* Given entries
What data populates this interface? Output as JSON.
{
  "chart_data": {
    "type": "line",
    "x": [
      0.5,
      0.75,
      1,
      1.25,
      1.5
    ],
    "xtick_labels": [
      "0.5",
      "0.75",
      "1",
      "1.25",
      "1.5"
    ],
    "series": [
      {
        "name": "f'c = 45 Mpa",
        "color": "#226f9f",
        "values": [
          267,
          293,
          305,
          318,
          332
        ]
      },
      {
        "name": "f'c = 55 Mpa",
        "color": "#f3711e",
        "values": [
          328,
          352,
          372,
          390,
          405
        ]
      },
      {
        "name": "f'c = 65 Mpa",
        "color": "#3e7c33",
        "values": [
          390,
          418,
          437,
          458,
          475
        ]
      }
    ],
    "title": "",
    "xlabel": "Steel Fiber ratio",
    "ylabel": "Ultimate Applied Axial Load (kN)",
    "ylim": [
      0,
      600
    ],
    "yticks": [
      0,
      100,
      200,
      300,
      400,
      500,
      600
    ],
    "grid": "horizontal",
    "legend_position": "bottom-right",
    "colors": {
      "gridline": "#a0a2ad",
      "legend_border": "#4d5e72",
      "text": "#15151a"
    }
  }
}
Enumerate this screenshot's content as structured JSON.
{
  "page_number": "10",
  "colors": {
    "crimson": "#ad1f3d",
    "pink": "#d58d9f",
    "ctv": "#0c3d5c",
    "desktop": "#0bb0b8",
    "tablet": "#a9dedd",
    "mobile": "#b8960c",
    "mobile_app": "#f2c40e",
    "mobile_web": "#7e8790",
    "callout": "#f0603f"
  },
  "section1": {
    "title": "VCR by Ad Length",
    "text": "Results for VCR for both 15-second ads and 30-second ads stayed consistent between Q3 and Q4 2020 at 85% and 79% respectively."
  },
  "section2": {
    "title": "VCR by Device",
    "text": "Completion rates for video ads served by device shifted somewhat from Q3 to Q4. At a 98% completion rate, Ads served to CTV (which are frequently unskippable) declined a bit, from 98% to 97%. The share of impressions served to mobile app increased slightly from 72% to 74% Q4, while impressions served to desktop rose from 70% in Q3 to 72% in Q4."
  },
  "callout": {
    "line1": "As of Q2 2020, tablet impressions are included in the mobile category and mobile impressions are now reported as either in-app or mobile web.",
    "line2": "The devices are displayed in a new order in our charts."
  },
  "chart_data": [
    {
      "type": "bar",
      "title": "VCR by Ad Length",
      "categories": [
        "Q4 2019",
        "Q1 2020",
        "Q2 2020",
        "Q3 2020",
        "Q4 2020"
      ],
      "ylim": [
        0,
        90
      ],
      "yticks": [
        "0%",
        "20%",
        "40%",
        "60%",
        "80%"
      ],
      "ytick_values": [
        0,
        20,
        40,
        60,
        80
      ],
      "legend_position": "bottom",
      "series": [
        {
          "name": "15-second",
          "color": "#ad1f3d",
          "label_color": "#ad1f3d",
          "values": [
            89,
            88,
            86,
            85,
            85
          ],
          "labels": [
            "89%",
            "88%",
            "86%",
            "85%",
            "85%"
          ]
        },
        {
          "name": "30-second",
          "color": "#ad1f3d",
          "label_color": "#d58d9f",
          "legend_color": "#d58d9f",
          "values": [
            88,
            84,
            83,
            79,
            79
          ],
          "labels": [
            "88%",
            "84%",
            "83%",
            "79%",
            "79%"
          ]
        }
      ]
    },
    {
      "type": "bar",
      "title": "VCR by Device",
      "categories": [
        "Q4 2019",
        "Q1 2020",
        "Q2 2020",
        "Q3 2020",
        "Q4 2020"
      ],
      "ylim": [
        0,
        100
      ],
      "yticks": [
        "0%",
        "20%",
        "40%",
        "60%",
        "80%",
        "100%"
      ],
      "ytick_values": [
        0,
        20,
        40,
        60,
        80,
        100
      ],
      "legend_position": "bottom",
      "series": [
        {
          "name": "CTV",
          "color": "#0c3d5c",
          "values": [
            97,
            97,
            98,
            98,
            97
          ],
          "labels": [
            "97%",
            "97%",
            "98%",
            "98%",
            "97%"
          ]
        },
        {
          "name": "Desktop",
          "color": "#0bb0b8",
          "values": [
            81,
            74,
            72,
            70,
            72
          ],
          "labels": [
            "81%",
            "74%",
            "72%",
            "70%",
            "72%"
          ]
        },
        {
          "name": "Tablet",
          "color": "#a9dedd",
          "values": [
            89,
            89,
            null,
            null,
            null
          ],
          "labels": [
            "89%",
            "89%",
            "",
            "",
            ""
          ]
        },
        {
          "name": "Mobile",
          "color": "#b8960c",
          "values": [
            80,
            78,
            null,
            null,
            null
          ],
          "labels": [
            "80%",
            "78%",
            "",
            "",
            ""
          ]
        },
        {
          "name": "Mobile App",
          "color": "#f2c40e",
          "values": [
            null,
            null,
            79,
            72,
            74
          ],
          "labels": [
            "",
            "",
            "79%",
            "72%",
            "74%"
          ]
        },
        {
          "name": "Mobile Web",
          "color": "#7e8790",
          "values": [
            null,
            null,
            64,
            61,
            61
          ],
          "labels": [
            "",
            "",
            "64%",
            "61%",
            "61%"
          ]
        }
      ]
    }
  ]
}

* Aim
Give back the data above exactly as it appears.

* Task solution
What data populates this interface? Output as JSON.
{
  "chart_data": {
    "type": "line",
    "x": [
      0.5,
      0.75,
      1,
      1.25,
      1.5
    ],
    "xtick_labels": [
      "0.5",
      "0.75",
      "1",
      "1.25",
      "1.5"
    ],
    "series": [
      {
        "name": "f'c = 45 Mpa",
        "color": "#226f9f",
        "values": [
          267,
          293,
          305,
          318,
          332
        ]
      },
      {
        "name": "f'c = 55 Mpa",
        "color": "#f3711e",
        "values": [
          328,
          352,
          372,
          390,
          405
        ]
      },
      {
        "name": "f'c = 65 Mpa",
        "color": "#3e7c33",
        "values": [
          390,
          418,
          437,
          458,
          475
        ]
      }
    ],
    "title": "",
    "xlabel": "Steel Fiber ratio",
    "ylabel": "Ultimate Applied Axial Load (kN)",
    "ylim": [
      0,
      600
    ],
    "yticks": [
      0,
      100,
      200,
      300,
      400,
      500,
      600
    ],
    "grid": "horizontal",
    "legend_position": "bottom-right",
    "colors": {
      "gridline": "#a0a2ad",
      "legend_border": "#4d5e72",
      "text": "#15151a"
    }
  }
}
Enumerate this screenshot's content as structured JSON.
{
  "page_number": "10",
  "colors": {
    "crimson": "#ad1f3d",
    "pink": "#d58d9f",
    "ctv": "#0c3d5c",
    "desktop": "#0bb0b8",
    "tablet": "#a9dedd",
    "mobile": "#b8960c",
    "mobile_app": "#f2c40e",
    "mobile_web": "#7e8790",
    "callout": "#f0603f"
  },
  "section1": {
    "title": "VCR by Ad Length",
    "text": "Results for VCR for both 15-second ads and 30-second ads stayed consistent between Q3 and Q4 2020 at 85% and 79% respectively."
  },
  "section2": {
    "title": "VCR by Device",
    "text": "Completion rates for video ads served by device shifted somewhat from Q3 to Q4. At a 98% completion rate, Ads served to CTV (which are frequently unskippable) declined a bit, from 98% to 97%. The share of impressions served to mobile app increased slightly from 72% to 74% Q4, while impressions served to desktop rose from 70% in Q3 to 72% in Q4."
  },
  "callout": {
    "line1": "As of Q2 2020, tablet impressions are included in the mobile category and mobile impressions are now reported as either in-app or mobile web.",
    "line2": "The devices are displayed in a new order in our charts."
  },
  "chart_data": [
    {
      "type": "bar",
      "title": "VCR by Ad Length",
      "categories": [
        "Q4 2019",
        "Q1 2020",
        "Q2 2020",
        "Q3 2020",
        "Q4 2020"
      ],
      "ylim": [
        0,
        90
      ],
      "yticks": [
        "0%",
        "20%",
        "40%",
        "60%",
        "80%"
      ],
      "ytick_values": [
        0,
        20,
        40,
        60,
        80
      ],
      "legend_position": "bottom",
      "series": [
        {
          "name": "15-second",
          "color": "#ad1f3d",
          "label_color": "#ad1f3d",
          "values": [
            89,
            88,
            86,
            85,
            85
          ],
          "labels": [
            "89%",
            "88%",
            "86%",
            "85%",
            "85%"
          ]
        },
        {
          "name": "30-second",
          "color": "#ad1f3d",
          "label_color": "#d58d9f",
          "legend_color": "#d58d9f",
          "values": [
            88,
            84,
            83,
            79,
            79
          ],
          "labels": [
            "88%",
            "84%",
            "83%",
            "79%",
            "79%"
          ]
        }
      ]
    },
    {
      "type": "bar",
      "title": "VCR by Device",
      "categories": [
        "Q4 2019",
        "Q1 2020",
        "Q2 2020",
        "Q3 2020",
        "Q4 2020"
      ],
      "ylim": [
        0,
        100
      ],
      "yticks": [
        "0%",
        "20%",
        "40%",
        "60%",
        "80%",
        "100%"
      ],
      "ytick_values": [
        0,
        20,
        40,
        60,
        80,
        100
      ],
      "legend_position": "bottom",
      "series": [
        {
          "name": "CTV",
          "color": "#0c3d5c",
          "values": [
            97,
            97,
            98,
            98,
            97
          ],
          "labels": [
            "97%",
            "97%",
            "98%",
            "98%",
            "97%"
          ]
        },
        {
          "name": "Desktop",
          "color": "#0bb0b8",
          "values": [
            81,
            74,
            72,
            70,
            72
          ],
          "labels": [
            "81%",
            "74%",
            "72%",
            "70%",
            "72%"
          ]
        },
        {
          "name": "Tablet",
          "color": "#a9dedd",
          "values": [
            89,
            89,
            null,
            null,
            null
          ],
          "labels": [
            "89%",
            "89%",
            "",
            "",
            ""
          ]
        },
        {
          "name": "Mobile",
          "color": "#b8960c",
          "values": [
            80,
            78,
            null,
            null,
            null
          ],
          "labels": [
            "80%",
            "78%",
            "",
            "",
            ""
          ]
        },
        {
          "name": "Mobile App",
          "color": "#f2c40e",
          "values": [
            null,
            null,
            79,
            72,
            74
          ],
          "labels": [
            "",
            "",
            "79%",
            "72%",
            "74%"
          ]
        },
        {
          "name": "Mobile Web",
          "color": "#7e8790",
          "values": [
            null,
            null,
            64,
            61,
            61
          ],
          "labels": [
            "",
            "",
            "64%",
            "61%",
            "61%"
          ]
        }
      ]
    }
  ]
}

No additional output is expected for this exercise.